TO BE DONE: Quote each record exactly, please, leaving none out.

RECORDS FOR THIS EXERCISE:
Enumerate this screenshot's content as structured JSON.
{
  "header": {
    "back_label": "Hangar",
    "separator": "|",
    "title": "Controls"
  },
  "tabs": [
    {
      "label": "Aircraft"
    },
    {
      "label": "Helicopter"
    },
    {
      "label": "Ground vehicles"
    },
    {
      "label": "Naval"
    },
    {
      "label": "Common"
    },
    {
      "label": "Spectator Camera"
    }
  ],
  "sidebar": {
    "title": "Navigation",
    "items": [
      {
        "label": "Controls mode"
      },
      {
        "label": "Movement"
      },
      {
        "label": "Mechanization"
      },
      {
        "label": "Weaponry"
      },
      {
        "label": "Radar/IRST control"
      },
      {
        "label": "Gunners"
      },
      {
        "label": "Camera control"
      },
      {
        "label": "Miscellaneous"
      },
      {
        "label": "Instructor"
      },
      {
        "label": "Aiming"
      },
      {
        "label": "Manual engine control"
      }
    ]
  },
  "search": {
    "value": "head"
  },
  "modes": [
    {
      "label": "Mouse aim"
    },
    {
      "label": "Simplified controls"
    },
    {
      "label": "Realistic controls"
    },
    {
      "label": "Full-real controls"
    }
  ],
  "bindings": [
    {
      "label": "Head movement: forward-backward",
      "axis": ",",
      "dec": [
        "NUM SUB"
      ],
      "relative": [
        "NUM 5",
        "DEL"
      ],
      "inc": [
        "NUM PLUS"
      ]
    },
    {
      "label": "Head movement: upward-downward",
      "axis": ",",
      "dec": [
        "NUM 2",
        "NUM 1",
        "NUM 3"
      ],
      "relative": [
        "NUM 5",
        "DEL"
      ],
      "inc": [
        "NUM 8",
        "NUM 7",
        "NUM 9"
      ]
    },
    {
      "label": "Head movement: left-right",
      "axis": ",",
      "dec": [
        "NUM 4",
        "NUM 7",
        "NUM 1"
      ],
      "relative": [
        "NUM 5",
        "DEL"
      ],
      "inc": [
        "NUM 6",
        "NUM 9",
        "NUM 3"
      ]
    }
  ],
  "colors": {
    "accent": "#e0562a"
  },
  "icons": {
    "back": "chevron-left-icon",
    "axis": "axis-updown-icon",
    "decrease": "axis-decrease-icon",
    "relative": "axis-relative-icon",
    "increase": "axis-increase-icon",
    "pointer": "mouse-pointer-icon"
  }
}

RESULT OF THIS EXERCISE:
Enumerate this screenshot's content as structured JSON.
{
  "header": {
    "back_label": "Hangar",
    "separator": "|",
    "title": "Controls"
  },
  "tabs": [
    {
      "label": "Aircraft"
    },
    {
      "label": "Helicopter"
    },
    {
      "label": "Ground vehicles"
    },
    {
      "label": "Naval"
    },
    {
      "label": "Common"
    },
    {
      "label": "Spectator Camera"
    }
  ],
  "sidebar": {
    "title": "Navigation",
    "items": [
      {
        "label": "Controls mode"
      },
      {
        "label": "Movement"
      },
      {
        "label": "Mechanization"
      },
      {
        "label": "Weaponry"
      },
      {
        "label": "Radar/IRST control"
      },
      {
        "label": "Gunners"
      },
      {
        "label": "Camera control"
      },
      {
        "label": "Miscellaneous"
      },
      {
        "label": "Instructor"
      },
      {
        "label": "Aiming"
      },
      {
        "label": "Manual engine control"
      }
    ]
  },
  "search": {
    "value": "head"
  },
  "modes": [
    {
      "label": "Mouse aim"
    },
    {
      "label": "Simplified controls"
    },
    {
      "label": "Realistic controls"
    },
    {
      "label": "Full-real controls"
    }
  ],
  "bindings": [
    {
      "label": "Head movement: forward-backward",
      "axis": ",",
      "dec": [
        "NUM SUB"
      ],
      "relative": [
        "NUM 5",
        "DEL"
      ],
      "inc": [
        "NUM PLUS"
      ]
    },
    {
      "label": "Head movement: upward-downward",
      "axis": ",",
      "dec": [
        "NUM 2",
        "NUM 1",
        "NUM 3"
      ],
      "relative": [
        "NUM 5",
        "DEL"
      ],
      "inc": [
        "NUM 8",
        "NUM 7",
        "NUM 9"
      ]
    },
    {
      "label": "Head movement: left-right",
      "axis": ",",
      "dec": [
        "NUM 4",
        "NUM 7",
        "NUM 1"
      ],
      "relative": [
        "NUM 5",
        "DEL"
      ],
      "inc": [
        "NUM 6",
        "NUM 9",
        "NUM 3"
      ]
    }
  ],
  "colors": {
    "accent": "#e0562a"
  },
  "icons": {
    "back": "chevron-left-icon",
    "axis": "axis-updown-icon",
    "decrease": "axis-decrease-icon",
    "relative": "axis-relative-icon",
    "increase": "axis-increase-icon",
    "pointer": "mouse-pointer-icon"
  }
}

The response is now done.